--- Start RECORDS SUPPLIED ---

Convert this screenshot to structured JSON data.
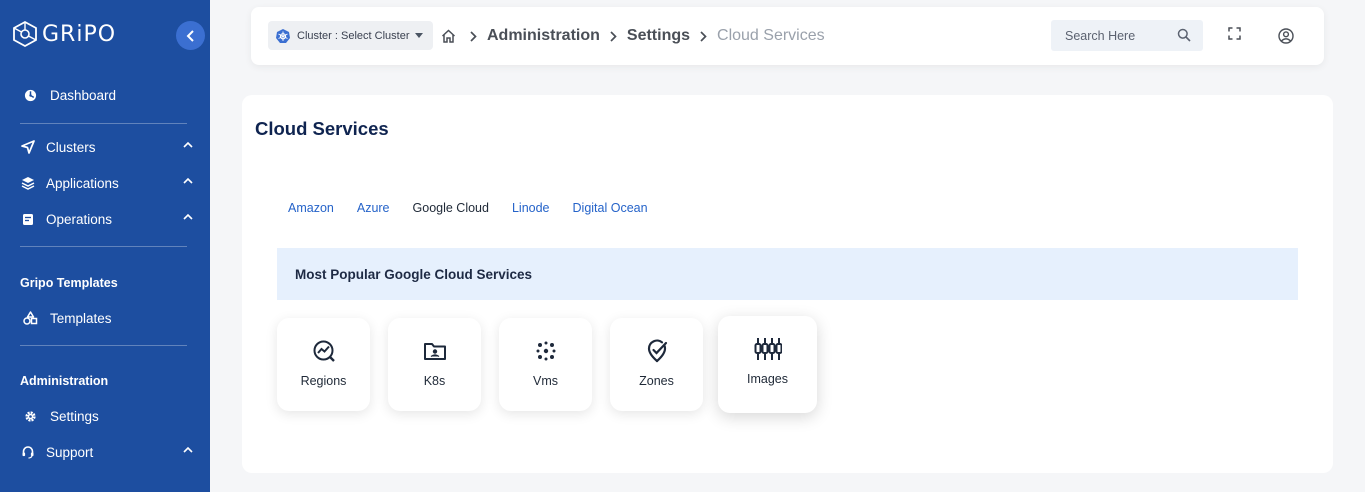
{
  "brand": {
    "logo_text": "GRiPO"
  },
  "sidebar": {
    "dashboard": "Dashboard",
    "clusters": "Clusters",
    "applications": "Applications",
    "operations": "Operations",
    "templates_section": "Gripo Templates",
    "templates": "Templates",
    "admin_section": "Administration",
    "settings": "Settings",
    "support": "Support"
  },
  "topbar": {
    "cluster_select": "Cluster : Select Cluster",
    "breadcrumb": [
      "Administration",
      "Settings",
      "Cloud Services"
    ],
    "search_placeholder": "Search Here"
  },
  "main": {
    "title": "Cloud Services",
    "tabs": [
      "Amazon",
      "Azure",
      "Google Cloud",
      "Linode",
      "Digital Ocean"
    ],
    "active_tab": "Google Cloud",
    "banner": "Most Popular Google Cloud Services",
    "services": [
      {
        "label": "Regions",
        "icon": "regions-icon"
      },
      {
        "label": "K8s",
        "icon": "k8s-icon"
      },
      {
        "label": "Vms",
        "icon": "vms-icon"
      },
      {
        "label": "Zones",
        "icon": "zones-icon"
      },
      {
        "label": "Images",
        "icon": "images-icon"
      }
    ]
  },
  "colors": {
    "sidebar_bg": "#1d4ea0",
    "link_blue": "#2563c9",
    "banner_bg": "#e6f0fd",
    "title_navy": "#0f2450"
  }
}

--- End RECORDS SUPPLIED ---

▸ DIRECTIONS
Print each of the records above exactly as written, leaving no picture in the copy.

▸ REPLY
Convert this screenshot to structured JSON data.
{
  "brand": {
    "logo_text": "GRiPO"
  },
  "sidebar": {
    "dashboard": "Dashboard",
    "clusters": "Clusters",
    "applications": "Applications",
    "operations": "Operations",
    "templates_section": "Gripo Templates",
    "templates": "Templates",
    "admin_section": "Administration",
    "settings": "Settings",
    "support": "Support"
  },
  "topbar": {
    "cluster_select": "Cluster : Select Cluster",
    "breadcrumb": [
      "Administration",
      "Settings",
      "Cloud Services"
    ],
    "search_placeholder": "Search Here"
  },
  "main": {
    "title": "Cloud Services",
    "tabs": [
      "Amazon",
      "Azure",
      "Google Cloud",
      "Linode",
      "Digital Ocean"
    ],
    "active_tab": "Google Cloud",
    "banner": "Most Popular Google Cloud Services",
    "services": [
      {
        "label": "Regions",
        "icon": "regions-icon"
      },
      {
        "label": "K8s",
        "icon": "k8s-icon"
      },
      {
        "label": "Vms",
        "icon": "vms-icon"
      },
      {
        "label": "Zones",
        "icon": "zones-icon"
      },
      {
        "label": "Images",
        "icon": "images-icon"
      }
    ]
  },
  "colors": {
    "sidebar_bg": "#1d4ea0",
    "link_blue": "#2563c9",
    "banner_bg": "#e6f0fd",
    "title_navy": "#0f2450"
  }
}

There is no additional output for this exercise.